** begin DATASET EXTRACT **
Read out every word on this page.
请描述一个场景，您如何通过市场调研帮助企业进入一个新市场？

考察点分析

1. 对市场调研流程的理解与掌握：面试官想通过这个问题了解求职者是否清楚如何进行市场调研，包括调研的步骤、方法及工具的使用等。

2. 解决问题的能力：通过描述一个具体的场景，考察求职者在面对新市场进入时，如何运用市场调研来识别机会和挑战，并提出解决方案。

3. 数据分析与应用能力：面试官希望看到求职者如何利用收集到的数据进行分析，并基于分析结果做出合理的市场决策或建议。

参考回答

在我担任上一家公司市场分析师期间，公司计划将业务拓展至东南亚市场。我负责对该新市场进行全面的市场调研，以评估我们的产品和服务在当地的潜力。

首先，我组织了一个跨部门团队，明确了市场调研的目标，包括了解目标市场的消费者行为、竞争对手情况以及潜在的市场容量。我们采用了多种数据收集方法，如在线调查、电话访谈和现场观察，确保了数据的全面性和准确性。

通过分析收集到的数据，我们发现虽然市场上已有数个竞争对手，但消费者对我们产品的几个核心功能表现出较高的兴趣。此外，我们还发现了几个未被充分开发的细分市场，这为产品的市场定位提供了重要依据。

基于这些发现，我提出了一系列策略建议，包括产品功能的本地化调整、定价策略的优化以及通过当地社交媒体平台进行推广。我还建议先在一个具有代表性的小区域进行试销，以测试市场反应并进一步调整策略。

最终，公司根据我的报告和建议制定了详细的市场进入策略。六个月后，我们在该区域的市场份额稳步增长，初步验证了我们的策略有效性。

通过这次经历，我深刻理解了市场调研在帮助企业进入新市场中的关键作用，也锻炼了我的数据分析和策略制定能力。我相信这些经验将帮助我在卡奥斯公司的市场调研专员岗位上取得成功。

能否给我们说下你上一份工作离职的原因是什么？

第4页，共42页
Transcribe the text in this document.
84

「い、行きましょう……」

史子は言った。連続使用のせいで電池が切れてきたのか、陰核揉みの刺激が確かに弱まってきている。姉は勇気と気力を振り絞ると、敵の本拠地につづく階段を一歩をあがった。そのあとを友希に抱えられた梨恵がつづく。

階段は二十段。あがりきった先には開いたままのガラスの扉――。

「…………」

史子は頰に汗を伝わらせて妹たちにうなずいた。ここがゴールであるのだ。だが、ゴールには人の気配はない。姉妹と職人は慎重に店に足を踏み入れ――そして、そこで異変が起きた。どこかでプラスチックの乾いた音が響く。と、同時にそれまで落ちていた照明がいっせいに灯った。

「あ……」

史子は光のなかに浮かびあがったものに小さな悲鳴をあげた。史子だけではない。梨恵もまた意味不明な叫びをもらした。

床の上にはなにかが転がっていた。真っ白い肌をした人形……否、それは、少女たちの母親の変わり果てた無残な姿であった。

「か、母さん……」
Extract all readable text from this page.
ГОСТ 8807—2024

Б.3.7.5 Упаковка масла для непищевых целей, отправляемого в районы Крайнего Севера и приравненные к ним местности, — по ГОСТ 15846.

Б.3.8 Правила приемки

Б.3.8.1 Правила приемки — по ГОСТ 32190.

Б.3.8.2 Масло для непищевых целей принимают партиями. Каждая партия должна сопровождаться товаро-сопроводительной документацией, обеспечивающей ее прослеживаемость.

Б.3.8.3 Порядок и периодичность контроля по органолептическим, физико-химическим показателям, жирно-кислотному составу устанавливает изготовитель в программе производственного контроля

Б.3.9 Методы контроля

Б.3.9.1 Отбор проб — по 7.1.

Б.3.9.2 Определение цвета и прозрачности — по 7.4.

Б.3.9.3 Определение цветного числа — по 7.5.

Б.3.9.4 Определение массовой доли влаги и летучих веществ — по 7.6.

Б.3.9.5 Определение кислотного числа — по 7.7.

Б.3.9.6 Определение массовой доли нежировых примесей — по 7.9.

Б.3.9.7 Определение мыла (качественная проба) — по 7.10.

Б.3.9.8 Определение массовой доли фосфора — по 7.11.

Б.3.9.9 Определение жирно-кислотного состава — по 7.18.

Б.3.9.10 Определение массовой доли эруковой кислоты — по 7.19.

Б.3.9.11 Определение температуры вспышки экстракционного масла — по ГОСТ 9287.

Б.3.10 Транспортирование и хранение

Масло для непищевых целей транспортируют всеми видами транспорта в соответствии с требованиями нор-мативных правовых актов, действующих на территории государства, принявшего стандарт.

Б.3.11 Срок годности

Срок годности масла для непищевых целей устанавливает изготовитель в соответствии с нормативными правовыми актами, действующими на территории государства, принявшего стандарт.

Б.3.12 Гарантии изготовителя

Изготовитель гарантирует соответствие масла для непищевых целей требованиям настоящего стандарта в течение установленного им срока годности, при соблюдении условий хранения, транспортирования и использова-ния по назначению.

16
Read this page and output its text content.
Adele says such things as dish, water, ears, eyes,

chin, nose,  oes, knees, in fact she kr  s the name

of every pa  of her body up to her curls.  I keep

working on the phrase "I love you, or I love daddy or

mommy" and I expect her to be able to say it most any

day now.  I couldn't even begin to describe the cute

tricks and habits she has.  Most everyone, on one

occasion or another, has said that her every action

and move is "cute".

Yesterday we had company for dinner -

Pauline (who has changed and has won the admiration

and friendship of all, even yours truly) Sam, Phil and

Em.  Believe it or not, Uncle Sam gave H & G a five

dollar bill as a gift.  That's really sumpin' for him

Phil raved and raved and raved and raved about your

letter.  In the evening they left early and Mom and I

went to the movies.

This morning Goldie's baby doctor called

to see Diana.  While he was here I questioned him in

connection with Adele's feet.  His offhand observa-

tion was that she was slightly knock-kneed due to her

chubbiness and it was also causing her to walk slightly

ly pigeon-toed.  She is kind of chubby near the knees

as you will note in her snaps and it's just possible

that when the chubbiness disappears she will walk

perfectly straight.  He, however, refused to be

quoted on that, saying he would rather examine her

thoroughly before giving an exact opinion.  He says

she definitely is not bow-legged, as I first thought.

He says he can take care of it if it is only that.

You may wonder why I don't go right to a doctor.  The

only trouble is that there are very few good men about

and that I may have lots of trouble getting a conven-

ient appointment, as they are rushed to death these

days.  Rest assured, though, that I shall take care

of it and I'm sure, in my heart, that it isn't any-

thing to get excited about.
** end DATASET EXTRACT **
Using the listing above, locate the lines that hold "doctor" and copy each one.

This morning Goldie's baby doctor called
You may wonder why I don't go right to a doctor.  The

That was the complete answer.